* DIRECTIONS *
Go through the data below. Pull out every line that has the word "vlcera".

**** EXTRACTED ENTRIES

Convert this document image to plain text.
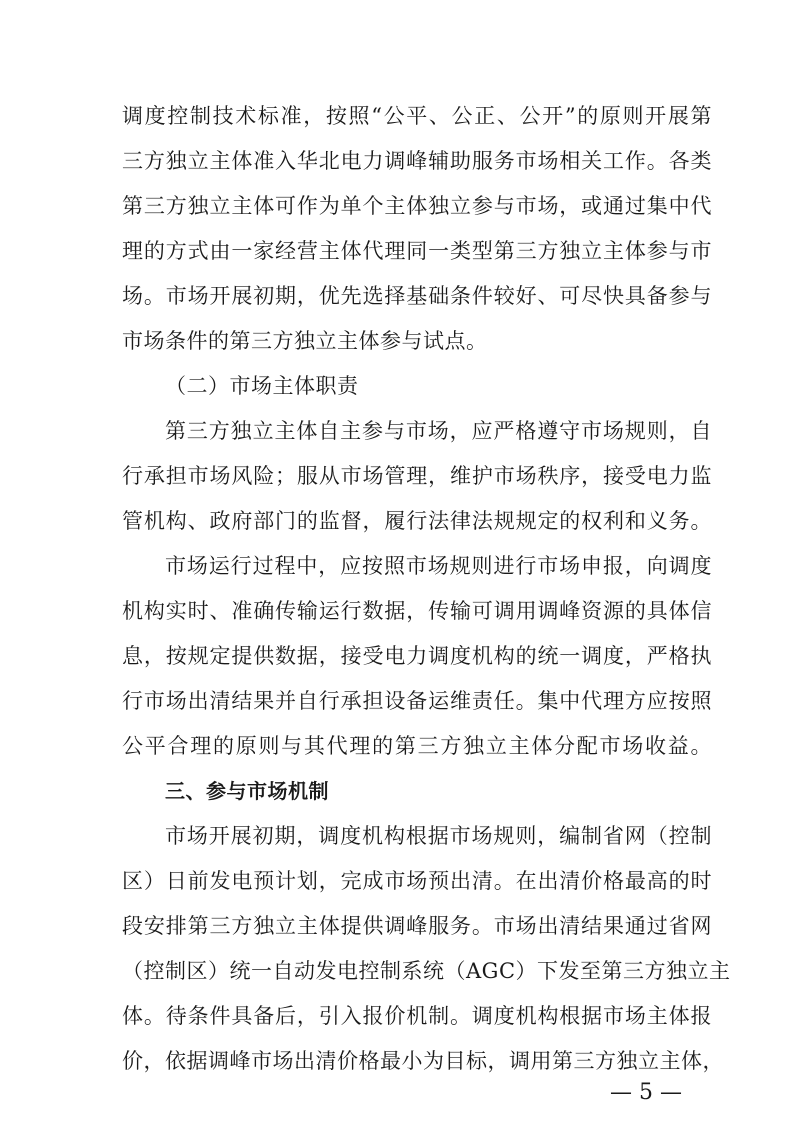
调度控制技术标准，按照“公平、公正、公开”的原则开展第
三方独立主体准入华北电力调峰辅助服务市场相关工作。各类
第三方独立主体可作为单个主体独立参与市场，或通过集中代
理的方式由一家经营主体代理同一类型第三方独立主体参与市
场。市场开展初期，优先选择基础条件较好、可尽快具备参与
市场条件的第三方独立主体参与试点。
（二）市场主体职责
第三方独立主体自主参与市场，应严格遵守市场规则，自
行承担市场风险；服从市场管理，维护市场秩序，接受电力监
管机构、政府部门的监督，履行法律法规规定的权利和义务。
市场运行过程中，应按照市场规则进行市场申报，向调度
机构实时、准确传输运行数据，传输可调用调峰资源的具体信
息，按规定提供数据，接受电力调度机构的统一调度，严格执
行市场出清结果并自行承担设备运维责任。集中代理方应按照
公平合理的原则与其代理的第三方独立主体分配市场收益。
三、参与市场机制
市场开展初期，调度机构根据市场规则，编制省网（控制
区）日前发电预计划，完成市场预出清。在出清价格最高的时
段安排第三方独立主体提供调峰服务。市场出清结果通过省网
（控制区）统一自动发电控制系统（AGC）下发至第三方独立主
体。待条件具备后，引入报价机制。调度机构根据市场主体报
价，依据调峰市场出清价格最小为目标，调用第三方独立主体，
— 5 —
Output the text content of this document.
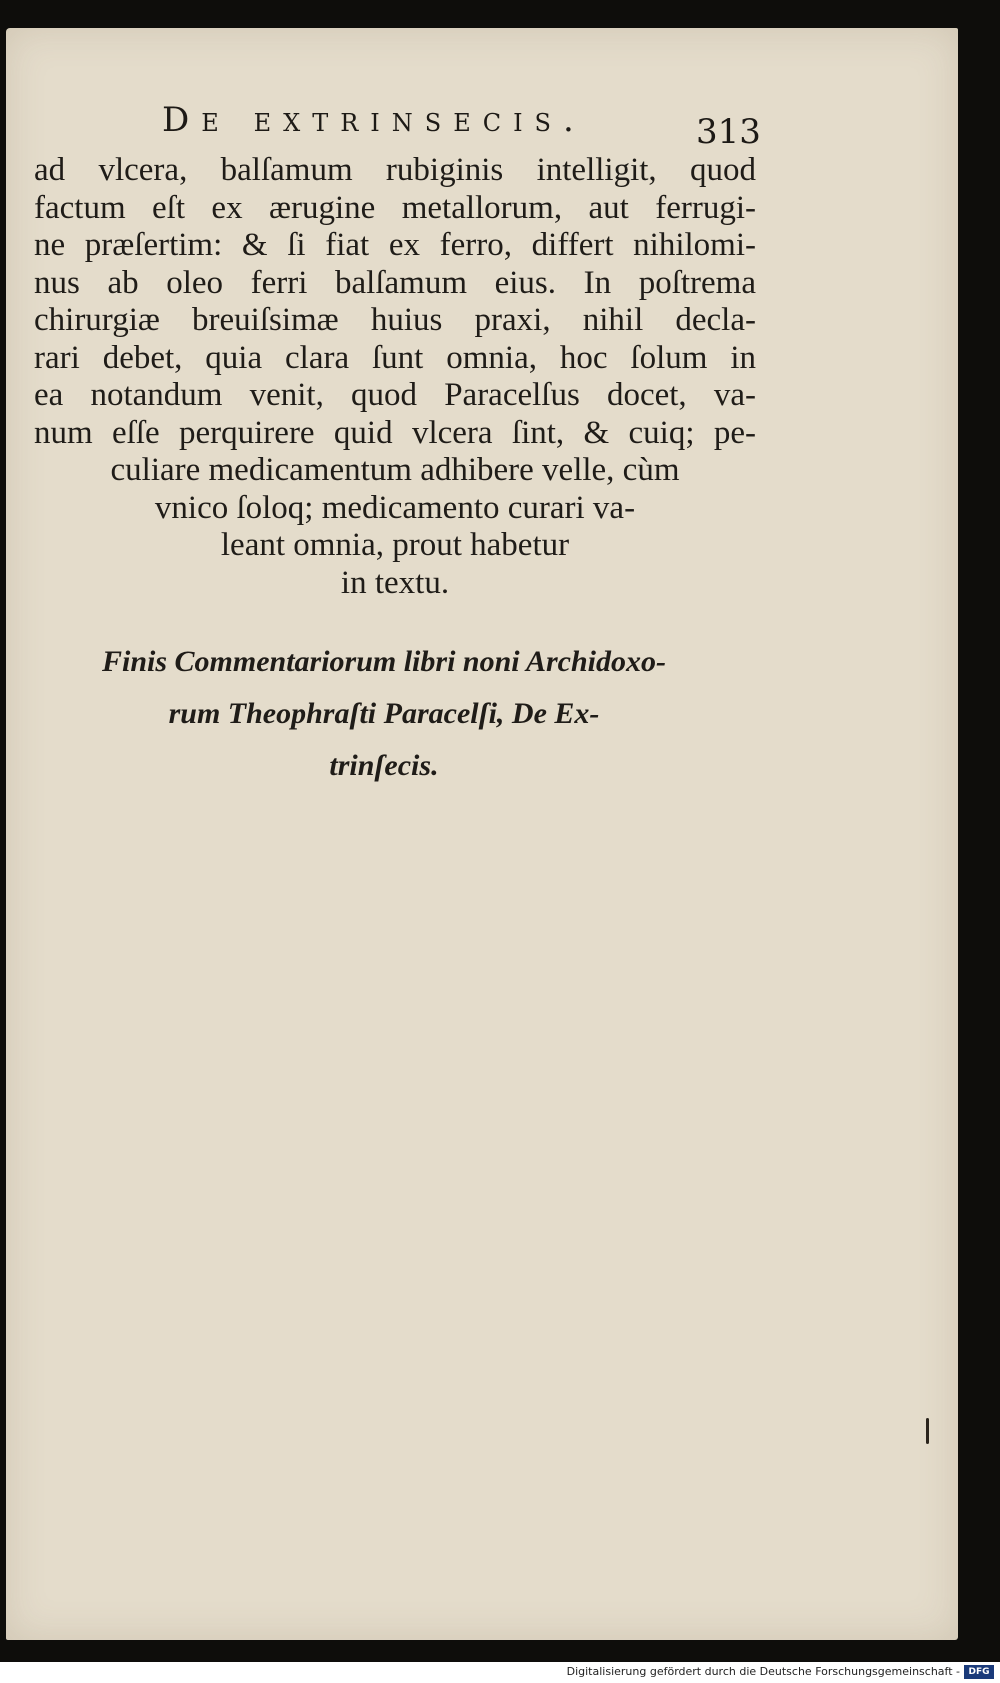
De extrinsecis.	313
ad vlcera, balſamum rubiginis intelligit, quod
factum eſt ex ærugine metallorum, aut ferrugi-
ne præſertim: & ſi fiat ex ferro, differt nihilomi-
nus ab oleo ferri balſamum eius. In poſtrema
chirurgiæ breuiſsimæ huius praxi, nihil decla-
rari debet, quia clara ſunt omnia, hoc ſolum in
ea notandum venit, quod Paracelſus docet, va-
num eſſe perquirere quid vlcera ſint, & cuiq; pe-
culiare medicamentum adhibere velle, cùm
vnico ſoloq; medicamento curari va-
leant omnia, prout habetur
in textu.
Finis Commentariorum libri noni Archidoxo-
rum Theophraſti Paracelſi, De Ex-
trinſecis.
Digitalisierung gefördert durch die Deutsche Forschungsgemeinschaft - DFG
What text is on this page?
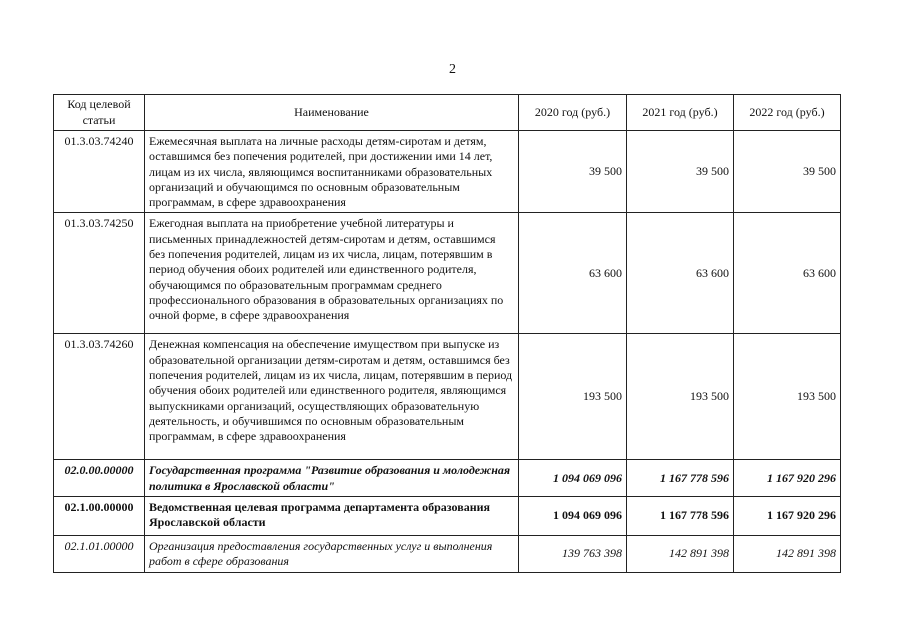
2
Код целевой статьи	Наименование	2020 год (руб.)	2021 год (руб.)	2022 год (руб.)
01.3.03.74240	Ежемесячная выплата на личные расходы детям-сиротам и детям, оставшимся без попечения родителей, при достижении ими 14 лет, лицам из их числа, являющимся воспитанниками образовательных организаций и обучающимся по основным образовательным программам, в сфере здравоохранения	39 500	39 500	39 500
01.3.03.74250	Ежегодная выплата на приобретение учебной литературы и письменных принадлежностей детям-сиротам и детям, оставшимся без попечения родителей, лицам из их числа, лицам, потерявшим в период обучения обоих родителей или единственного родителя, обучающимся по образовательным программам среднего профессионального образования в образовательных организациях по очной форме, в сфере здравоохранения	63 600	63 600	63 600
01.3.03.74260	Денежная компенсация на обеспечение имуществом при выпуске из образовательной организации детям-сиротам и детям, оставшимся без попечения родителей, лицам из их числа, лицам, потерявшим в период обучения обоих родителей или единственного родителя, являющимся выпускниками организаций, осуществляющих образовательную деятельность, и обучившимся по основным образовательным программам, в сфере здравоохранения	193 500	193 500	193 500
02.0.00.00000	Государственная программа "Развитие образования и молодежная политика в Ярославской области"	1 094 069 096	1 167 778 596	1 167 920 296
02.1.00.00000	Ведомственная целевая программа департамента образования Ярославской области	1 094 069 096	1 167 778 596	1 167 920 296
02.1.01.00000	Организация предоставления государственных услуг и выполнения работ в сфере образования	139 763 398	142 891 398	142 891 398
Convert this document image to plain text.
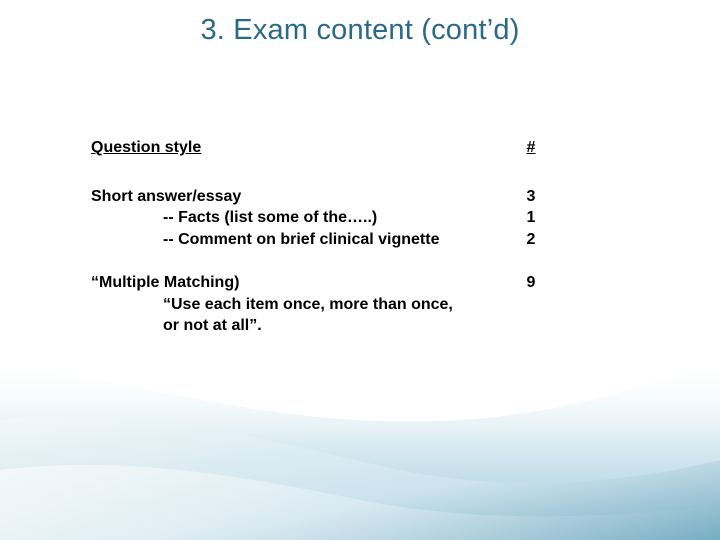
3. Exam content (cont’d)
Question style	#
Short answer/essay
-- Facts (list some of the…..)
-- Comment on brief clinical vignette
3
1
2
“Multiple Matching)
“Use each item once, more than once,
or not at all”.
9
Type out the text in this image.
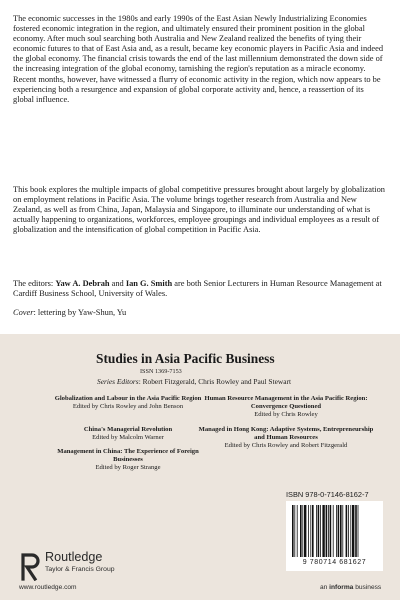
The economic successes in the 1980s and early 1990s of the East Asian Newly Industrializing Economies fostered economic integration in the region, and ultimately ensured their prominent position in the global economy. After much soul searching both Australia and New Zealand realized the benefits of tying their economic futures to that of East Asia and, as a result, became key economic players in Pacific Asia and indeed the global economy. The financial crisis towards the end of the last millennium demonstrated the down side of the increasing integration of the global economy, tarnishing the region's reputation as a miracle economy. Recent months, however, have witnessed a flurry of economic activity in the region, which now appears to be experiencing both a resurgence and expansion of global corporate activity and, hence, a reassertion of its global influence.

This book explores the multiple impacts of global competitive pressures brought about largely by globalization on employment relations in Pacific Asia. The volume brings together research from Australia and New Zealand, as well as from China, Japan, Malaysia and Singapore, to illuminate our understanding of what is actually happening to organizations, workforces, employee groupings and individual employees as a result of globalization and the intensification of global competition in Pacific Asia.

The editors: Yaw A. Debrah and Ian G. Smith are both Senior Lecturers in Human Resource Management at Cardiff Business School, University of Wales.

Cover: lettering by Yaw-Shun, Yu

Studies in Asia Pacific Business

ISSN 1369-7153

Series Editors: Robert Fitzgerald, Chris Rowley and Paul Stewart

Globalization and Labour in the Asia Pacific Region
Edited by Chris Rowley and John Benson
China's Managerial Revolution
Edited by Malcolm Warner
Management in China: The Experience of Foreign Businesses
Edited by Roger Strange
Human Resource Management in the Asia Pacific Region: Convergence Questioned
Edited by Chris Rowley
Managed in Hong Kong: Adaptive Systems, Entrepreneurship and Human Resources
Edited by Chris Rowley and Robert Fitzgerald
ISBN 978-0-7146-8162-7
9 780714 681627
Routledge
Taylor & Francis Group
www.routledge.com	an informa business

********

* RESULT *
ad vlcera, balſamum rubiginis intelligit, quod
num eſſe perquirere quid vlcera ſint, & cuiq; pe-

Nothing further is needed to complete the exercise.